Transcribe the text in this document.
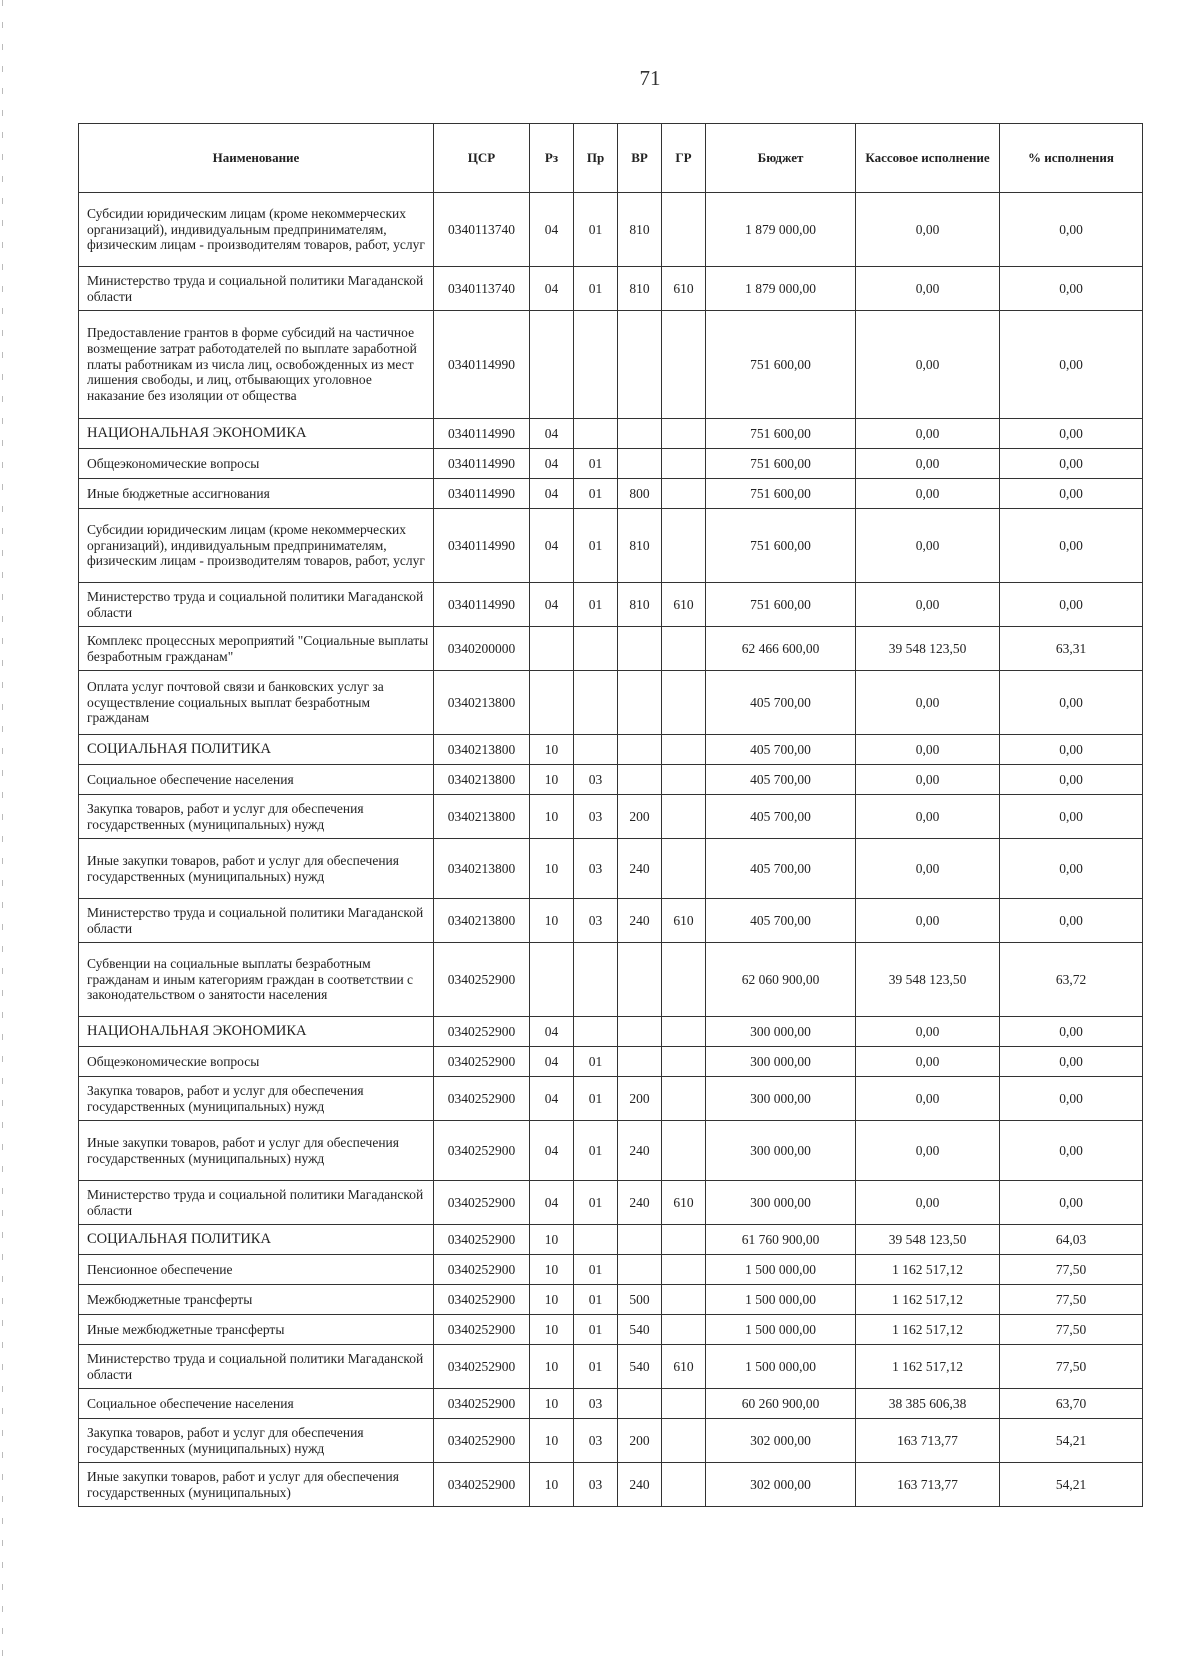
71
Наименование	ЦСР	Рз	Пр	ВР	ГР	Бюджет	Кассовое исполнение	% исполнения
Субсидии юридическим лицам (кроме некоммерческих организаций), индивидуальным предпринимателям, физическим лицам - производителям товаров, работ, услуг	0340113740	04	01	810		1 879 000,00	0,00	0,00
Министерство труда и социальной политики Магаданской области	0340113740	04	01	810	610	1 879 000,00	0,00	0,00
Предоставление грантов в форме субсидий на частичное возмещение затрат работодателей по выплате заработной платы работникам из числа лиц, освобожденных из мест лишения свободы, и лиц, отбывающих уголовное наказание без изоляции от общества	0340114990					751 600,00	0,00	0,00
НАЦИОНАЛЬНАЯ ЭКОНОМИКА	0340114990	04				751 600,00	0,00	0,00
Общеэкономические вопросы	0340114990	04	01			751 600,00	0,00	0,00
Иные бюджетные ассигнования	0340114990	04	01	800		751 600,00	0,00	0,00
Субсидии юридическим лицам (кроме некоммерческих организаций), индивидуальным предпринимателям, физическим лицам - производителям товаров, работ, услуг	0340114990	04	01	810		751 600,00	0,00	0,00
Министерство труда и социальной политики Магаданской области	0340114990	04	01	810	610	751 600,00	0,00	0,00
Комплекс процессных мероприятий "Социальные выплаты безработным гражданам"	0340200000					62 466 600,00	39 548 123,50	63,31
Оплата услуг почтовой связи и банковских услуг за осуществление социальных выплат безработным гражданам	0340213800					405 700,00	0,00	0,00
СОЦИАЛЬНАЯ ПОЛИТИКА	0340213800	10				405 700,00	0,00	0,00
Социальное обеспечение населения	0340213800	10	03			405 700,00	0,00	0,00
Закупка товаров, работ и услуг для обеспечения государственных (муниципальных) нужд	0340213800	10	03	200		405 700,00	0,00	0,00
Иные закупки товаров, работ и услуг для обеспечения государственных (муниципальных) нужд	0340213800	10	03	240		405 700,00	0,00	0,00
Министерство труда и социальной политики Магаданской области	0340213800	10	03	240	610	405 700,00	0,00	0,00
Субвенции на социальные выплаты безработным гражданам и иным категориям граждан в соответствии с законодательством о занятости населения	0340252900					62 060 900,00	39 548 123,50	63,72
НАЦИОНАЛЬНАЯ ЭКОНОМИКА	0340252900	04				300 000,00	0,00	0,00
Общеэкономические вопросы	0340252900	04	01			300 000,00	0,00	0,00
Закупка товаров, работ и услуг для обеспечения государственных (муниципальных) нужд	0340252900	04	01	200		300 000,00	0,00	0,00
Иные закупки товаров, работ и услуг для обеспечения государственных (муниципальных) нужд	0340252900	04	01	240		300 000,00	0,00	0,00
Министерство труда и социальной политики Магаданской области	0340252900	04	01	240	610	300 000,00	0,00	0,00
СОЦИАЛЬНАЯ ПОЛИТИКА	0340252900	10				61 760 900,00	39 548 123,50	64,03
Пенсионное обеспечение	0340252900	10	01			1 500 000,00	1 162 517,12	77,50
Межбюджетные трансферты	0340252900	10	01	500		1 500 000,00	1 162 517,12	77,50
Иные межбюджетные трансферты	0340252900	10	01	540		1 500 000,00	1 162 517,12	77,50
Министерство труда и социальной политики Магаданской области	0340252900	10	01	540	610	1 500 000,00	1 162 517,12	77,50
Социальное обеспечение населения	0340252900	10	03			60 260 900,00	38 385 606,38	63,70
Закупка товаров, работ и услуг для обеспечения государственных (муниципальных) нужд	0340252900	10	03	200		302 000,00	163 713,77	54,21
Иные закупки товаров, работ и услуг для обеспечения государственных (муниципальных)	0340252900	10	03	240		302 000,00	163 713,77	54,21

◆ ◆ ◆ ◆

### Your goal
Output the records above exactly as they are, leaving out the pictures.

### Exercise solution
Transcribe the text in this document.
71
Наименование	ЦСР	Рз	Пр	ВР	ГР	Бюджет	Кассовое исполнение	% исполнения
Субсидии юридическим лицам (кроме некоммерческих организаций), индивидуальным предпринимателям, физическим лицам - производителям товаров, работ, услуг	0340113740	04	01	810		1 879 000,00	0,00	0,00
Министерство труда и социальной политики Магаданской области	0340113740	04	01	810	610	1 879 000,00	0,00	0,00
Предоставление грантов в форме субсидий на частичное возмещение затрат работодателей по выплате заработной платы работникам из числа лиц, освобожденных из мест лишения свободы, и лиц, отбывающих уголовное наказание без изоляции от общества	0340114990					751 600,00	0,00	0,00
НАЦИОНАЛЬНАЯ ЭКОНОМИКА	0340114990	04				751 600,00	0,00	0,00
Общеэкономические вопросы	0340114990	04	01			751 600,00	0,00	0,00
Иные бюджетные ассигнования	0340114990	04	01	800		751 600,00	0,00	0,00
Субсидии юридическим лицам (кроме некоммерческих организаций), индивидуальным предпринимателям, физическим лицам - производителям товаров, работ, услуг	0340114990	04	01	810		751 600,00	0,00	0,00
Министерство труда и социальной политики Магаданской области	0340114990	04	01	810	610	751 600,00	0,00	0,00
Комплекс процессных мероприятий "Социальные выплаты безработным гражданам"	0340200000					62 466 600,00	39 548 123,50	63,31
Оплата услуг почтовой связи и банковских услуг за осуществление социальных выплат безработным гражданам	0340213800					405 700,00	0,00	0,00
СОЦИАЛЬНАЯ ПОЛИТИКА	0340213800	10				405 700,00	0,00	0,00
Социальное обеспечение населения	0340213800	10	03			405 700,00	0,00	0,00
Закупка товаров, работ и услуг для обеспечения государственных (муниципальных) нужд	0340213800	10	03	200		405 700,00	0,00	0,00
Иные закупки товаров, работ и услуг для обеспечения государственных (муниципальных) нужд	0340213800	10	03	240		405 700,00	0,00	0,00
Министерство труда и социальной политики Магаданской области	0340213800	10	03	240	610	405 700,00	0,00	0,00
Субвенции на социальные выплаты безработным гражданам и иным категориям граждан в соответствии с законодательством о занятости населения	0340252900					62 060 900,00	39 548 123,50	63,72
НАЦИОНАЛЬНАЯ ЭКОНОМИКА	0340252900	04				300 000,00	0,00	0,00
Общеэкономические вопросы	0340252900	04	01			300 000,00	0,00	0,00
Закупка товаров, работ и услуг для обеспечения государственных (муниципальных) нужд	0340252900	04	01	200		300 000,00	0,00	0,00
Иные закупки товаров, работ и услуг для обеспечения государственных (муниципальных) нужд	0340252900	04	01	240		300 000,00	0,00	0,00
Министерство труда и социальной политики Магаданской области	0340252900	04	01	240	610	300 000,00	0,00	0,00
СОЦИАЛЬНАЯ ПОЛИТИКА	0340252900	10				61 760 900,00	39 548 123,50	64,03
Пенсионное обеспечение	0340252900	10	01			1 500 000,00	1 162 517,12	77,50
Межбюджетные трансферты	0340252900	10	01	500		1 500 000,00	1 162 517,12	77,50
Иные межбюджетные трансферты	0340252900	10	01	540		1 500 000,00	1 162 517,12	77,50
Министерство труда и социальной политики Магаданской области	0340252900	10	01	540	610	1 500 000,00	1 162 517,12	77,50
Социальное обеспечение населения	0340252900	10	03			60 260 900,00	38 385 606,38	63,70
Закупка товаров, работ и услуг для обеспечения государственных (муниципальных) нужд	0340252900	10	03	200		302 000,00	163 713,77	54,21
Иные закупки товаров, работ и услуг для обеспечения государственных (муниципальных)	0340252900	10	03	240		302 000,00	163 713,77	54,21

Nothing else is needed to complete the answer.